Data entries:
--- START ---
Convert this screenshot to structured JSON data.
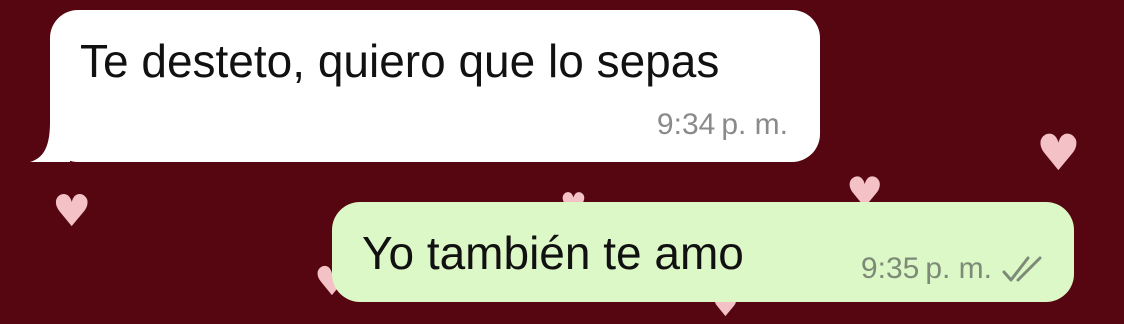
{
  "chat": {
    "background_color": "#560611",
    "messages": [
      {
        "direction": "incoming",
        "text": "Te desteto, quiero que lo sepas",
        "time": "9:34",
        "ampm": "p. m.",
        "bubble_color": "#ffffff"
      },
      {
        "direction": "outgoing",
        "text": "Yo también te amo",
        "time": "9:35",
        "ampm": "p. m.",
        "status_icon": "double-check-icon",
        "bubble_color": "#dcf8c6"
      }
    ],
    "decorations": {
      "icon": "heart-icon",
      "color": "#f3c1c6"
    }
  }
}
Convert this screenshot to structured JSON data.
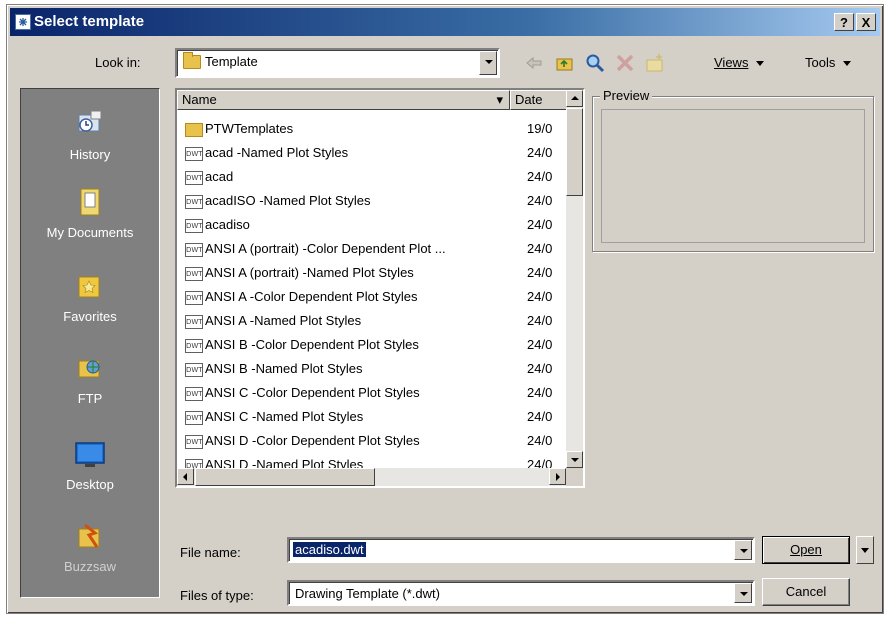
{
  "window": {
    "title": "Select template",
    "help_label": "?",
    "close_label": "X"
  },
  "lookin": {
    "label": "Look in:",
    "value": "Template"
  },
  "toolbar": {
    "icons": [
      "back-icon",
      "up-folder-icon",
      "search-web-icon",
      "delete-icon",
      "create-folder-icon"
    ],
    "views_label": "Views",
    "tools_label": "Tools"
  },
  "places": [
    {
      "label": "History",
      "icon": "history-icon"
    },
    {
      "label": "My Documents",
      "icon": "my-documents-icon"
    },
    {
      "label": "Favorites",
      "icon": "favorites-icon"
    },
    {
      "label": "FTP",
      "icon": "ftp-icon"
    },
    {
      "label": "Desktop",
      "icon": "desktop-icon"
    },
    {
      "label": "Buzzsaw",
      "icon": "buzzsaw-icon"
    }
  ],
  "filelist": {
    "columns": {
      "name": "Name",
      "date": "Date"
    },
    "files": [
      {
        "name": "PTWTemplates",
        "date": "19/0",
        "type": "folder"
      },
      {
        "name": "acad -Named Plot Styles",
        "date": "24/0",
        "type": "dwt"
      },
      {
        "name": "acad",
        "date": "24/0",
        "type": "dwt"
      },
      {
        "name": "acadISO -Named Plot Styles",
        "date": "24/0",
        "type": "dwt"
      },
      {
        "name": "acadiso",
        "date": "24/0",
        "type": "dwt"
      },
      {
        "name": "ANSI A (portrait) -Color Dependent Plot ...",
        "date": "24/0",
        "type": "dwt"
      },
      {
        "name": "ANSI A (portrait) -Named Plot Styles",
        "date": "24/0",
        "type": "dwt"
      },
      {
        "name": "ANSI A -Color Dependent Plot Styles",
        "date": "24/0",
        "type": "dwt"
      },
      {
        "name": "ANSI A -Named Plot Styles",
        "date": "24/0",
        "type": "dwt"
      },
      {
        "name": "ANSI B -Color Dependent Plot Styles",
        "date": "24/0",
        "type": "dwt"
      },
      {
        "name": "ANSI B -Named Plot Styles",
        "date": "24/0",
        "type": "dwt"
      },
      {
        "name": "ANSI C -Color Dependent Plot Styles",
        "date": "24/0",
        "type": "dwt"
      },
      {
        "name": "ANSI C -Named Plot Styles",
        "date": "24/0",
        "type": "dwt"
      },
      {
        "name": "ANSI D -Color Dependent Plot Styles",
        "date": "24/0",
        "type": "dwt"
      },
      {
        "name": "ANSI D -Named Plot Styles",
        "date": "24/0",
        "type": "dwt"
      }
    ],
    "file_icon_text": "DWT"
  },
  "preview": {
    "label": "Preview"
  },
  "file_name": {
    "label": "File name:",
    "value": "acadiso.dwt"
  },
  "file_type": {
    "label": "Files of type:",
    "value": "Drawing Template (*.dwt)"
  },
  "buttons": {
    "open": "Open",
    "cancel": "Cancel"
  }
}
--- END ---
Gather up every line from the listing above in which the word "folder" occurs.

      "up-folder-icon",
      "create-folder-icon"
        "type": "folder"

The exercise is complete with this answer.